=== TUJUAN TUGAS A ===
Tentukan apakah setiap pernyataan berikut sesuai dengan cerita tentang pindah sekolah di bawah ini. Jawab tiap pernyataan dengan "ya" atau "tidak" dan kutip kata-kata dari cerita yang menjadi penentunya. (i) Upacara bendera di MTs Al-Huda Bandungbaru diadakan setiap hari Senin. (ii) Kepala MTs Al-Huda bernama Bapak Romli. (iii) Joko Sungkono adalah siswa pindahan.

··· TEKS SUMBER

Sabtu, 23 Mei 2009

Menulis Kunci Jadi Wartawan

Pindah sekolah merupakan awal yang menyiksa setidaknya pada hari pertama. Pagi itu suasana demikian cerah dan teduh. Pasalnya MTs Al-Huda Bandungbaru dikepung rerimbunan pohon bambu. Itulah sebabnya upacara bendera setiap hari Senin pun terasa tidak panas. Semua siswa-siswi seolah dimanja oleh alam sekitar sekolah. Makanya aku ikut terbawa arus sekolah. Bubar upacara semua siswa masuk kelas termasuk aku sebagai siswa pindahan. “Anak-anak, hari ini kalian dapat teman baru. Silakan kenalan dan anggap dia teman yang mengasyikkan,” ujar Kepala MTs Al-Huda, Bapak Romli mengawali perkenalan. Satu persatu siswa-siswi kelas 2 berkenalan denganku. Sayangnya, di antara sekian banyak teman sekelas yang paling aku ingat adalah Joko Sungkono, sang juara kelas yang selalu diunggulkan.

······
··· DATA HASIL EKSTRAKSI

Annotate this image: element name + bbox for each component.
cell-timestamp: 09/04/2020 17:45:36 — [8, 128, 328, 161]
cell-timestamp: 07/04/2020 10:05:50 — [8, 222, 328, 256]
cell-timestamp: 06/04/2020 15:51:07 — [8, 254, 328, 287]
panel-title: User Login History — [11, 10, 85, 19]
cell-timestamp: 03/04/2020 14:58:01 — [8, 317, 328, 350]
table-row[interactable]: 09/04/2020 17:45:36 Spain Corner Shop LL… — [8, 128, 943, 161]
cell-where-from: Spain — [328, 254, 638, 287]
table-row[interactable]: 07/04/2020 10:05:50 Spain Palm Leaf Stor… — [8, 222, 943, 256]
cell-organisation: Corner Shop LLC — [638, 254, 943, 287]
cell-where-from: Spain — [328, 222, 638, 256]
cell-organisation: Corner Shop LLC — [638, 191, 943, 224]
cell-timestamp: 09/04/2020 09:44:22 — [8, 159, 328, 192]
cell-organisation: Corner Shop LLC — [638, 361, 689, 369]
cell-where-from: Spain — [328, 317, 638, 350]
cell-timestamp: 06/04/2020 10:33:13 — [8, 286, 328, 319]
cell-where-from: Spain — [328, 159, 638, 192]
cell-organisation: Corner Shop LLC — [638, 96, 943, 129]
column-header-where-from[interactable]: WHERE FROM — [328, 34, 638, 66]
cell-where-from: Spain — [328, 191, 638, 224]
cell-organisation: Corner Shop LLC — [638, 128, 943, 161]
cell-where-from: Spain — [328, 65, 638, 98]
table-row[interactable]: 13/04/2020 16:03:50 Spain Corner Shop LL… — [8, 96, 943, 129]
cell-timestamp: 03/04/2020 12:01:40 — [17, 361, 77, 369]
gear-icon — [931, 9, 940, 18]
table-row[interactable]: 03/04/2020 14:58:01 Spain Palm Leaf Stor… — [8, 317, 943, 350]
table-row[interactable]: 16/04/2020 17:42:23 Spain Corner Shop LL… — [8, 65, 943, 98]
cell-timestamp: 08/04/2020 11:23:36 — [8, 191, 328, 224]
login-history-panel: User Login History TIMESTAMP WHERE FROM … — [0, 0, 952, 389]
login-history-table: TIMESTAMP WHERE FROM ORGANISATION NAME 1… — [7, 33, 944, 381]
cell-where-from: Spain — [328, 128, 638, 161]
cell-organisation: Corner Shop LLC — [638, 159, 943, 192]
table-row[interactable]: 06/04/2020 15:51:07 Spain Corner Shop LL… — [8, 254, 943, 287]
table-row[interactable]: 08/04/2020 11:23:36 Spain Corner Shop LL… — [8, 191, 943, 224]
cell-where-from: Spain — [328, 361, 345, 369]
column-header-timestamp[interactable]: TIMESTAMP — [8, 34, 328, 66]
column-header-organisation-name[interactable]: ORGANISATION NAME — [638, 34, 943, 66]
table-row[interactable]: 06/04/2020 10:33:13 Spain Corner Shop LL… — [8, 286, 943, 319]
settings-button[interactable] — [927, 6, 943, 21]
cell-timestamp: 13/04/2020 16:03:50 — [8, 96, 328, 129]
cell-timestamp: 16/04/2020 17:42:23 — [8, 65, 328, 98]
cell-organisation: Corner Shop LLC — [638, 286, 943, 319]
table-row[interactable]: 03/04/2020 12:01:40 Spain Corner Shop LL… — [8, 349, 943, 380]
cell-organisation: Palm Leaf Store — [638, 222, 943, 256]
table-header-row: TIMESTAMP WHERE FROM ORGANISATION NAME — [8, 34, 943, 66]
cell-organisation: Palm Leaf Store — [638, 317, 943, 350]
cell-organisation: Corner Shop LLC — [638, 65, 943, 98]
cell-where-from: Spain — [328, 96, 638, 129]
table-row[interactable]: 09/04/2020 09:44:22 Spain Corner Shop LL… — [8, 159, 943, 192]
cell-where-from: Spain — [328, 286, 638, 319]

······

=== TUJUAN TUGAS B ===
Ulangi tanpa perubahan baris-baris catatan di atas, mulai dari awal catatan sampai dengan baris yang memuat "cell-organisation: Corner Shop LLC — [638, 361, 689, 369]", termasuk baris tersebut.

=== JAWABAN LENGKAP A ===
(i) Ya: "upacara bendera setiap hari Senin pun terasa tidak panas".
(ii) Ya: "ujar Kepala MTs Al-Huda, Bapak Romli mengawali perkenalan".
(iii) Tidak: "Joko Sungkono, sang juara kelas yang selalu diunggulkan".

=== JAWABAN LENGKAP B ===
Annotate this image: element name + bbox for each component.
cell-timestamp: 09/04/2020 17:45:36 — [8, 128, 328, 161]
cell-timestamp: 07/04/2020 10:05:50 — [8, 222, 328, 256]
cell-timestamp: 06/04/2020 15:51:07 — [8, 254, 328, 287]
panel-title: User Login History — [11, 10, 85, 19]
cell-timestamp: 03/04/2020 14:58:01 — [8, 317, 328, 350]
table-row[interactable]: 09/04/2020 17:45:36 Spain Corner Shop LL… — [8, 128, 943, 161]
cell-where-from: Spain — [328, 254, 638, 287]
table-row[interactable]: 07/04/2020 10:05:50 Spain Palm Leaf Stor… — [8, 222, 943, 256]
cell-organisation: Corner Shop LLC — [638, 254, 943, 287]
cell-where-from: Spain — [328, 222, 638, 256]
cell-organisation: Corner Shop LLC — [638, 191, 943, 224]
cell-timestamp: 09/04/2020 09:44:22 — [8, 159, 328, 192]
cell-organisation: Corner Shop LLC — [638, 361, 689, 369]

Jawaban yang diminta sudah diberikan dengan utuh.